### Task
Quote, without change, all of the lines that follow.

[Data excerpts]
┄┄┄┄┄┄┄┄┄┄┄┄┄┄┄┄┄┄┄┄
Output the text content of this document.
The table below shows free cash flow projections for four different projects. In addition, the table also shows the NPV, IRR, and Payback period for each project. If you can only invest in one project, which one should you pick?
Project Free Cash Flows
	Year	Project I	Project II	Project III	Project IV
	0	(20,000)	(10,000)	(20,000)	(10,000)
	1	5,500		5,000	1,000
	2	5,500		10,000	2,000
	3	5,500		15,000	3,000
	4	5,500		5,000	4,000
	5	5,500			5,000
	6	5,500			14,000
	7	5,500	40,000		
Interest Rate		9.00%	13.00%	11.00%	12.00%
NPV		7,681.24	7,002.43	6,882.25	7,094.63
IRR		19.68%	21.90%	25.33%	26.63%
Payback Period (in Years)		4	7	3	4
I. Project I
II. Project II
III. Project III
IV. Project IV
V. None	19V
┄┄┄┄┄┄┄┄┄┄┄┄┄┄┄┄┄┄┄┄
### Answer to this problem
Output the text content of this document.
The table below shows free cash flow projections for four different projects. In addition, the table also shows the NPV, IRR, and Payback period for each project. If you can only invest in one project, which one should you pick?
Project Free Cash Flows
	Year	Project I	Project II	Project III	Project IV
	0	(20,000)	(10,000)	(20,000)	(10,000)
	1	5,500		5,000	1,000
	2	5,500		10,000	2,000
	3	5,500		15,000	3,000
	4	5,500		5,000	4,000
	5	5,500			5,000
	6	5,500			14,000
	7	5,500	40,000		
Interest Rate		9.00%	13.00%	11.00%	12.00%
NPV		7,681.24	7,002.43	6,882.25	7,094.63
IRR		19.68%	21.90%	25.33%	26.63%
Payback Period (in Years)		4	7	3	4
I. Project I
II. Project II
III. Project III
IV. Project IV
V. None	19V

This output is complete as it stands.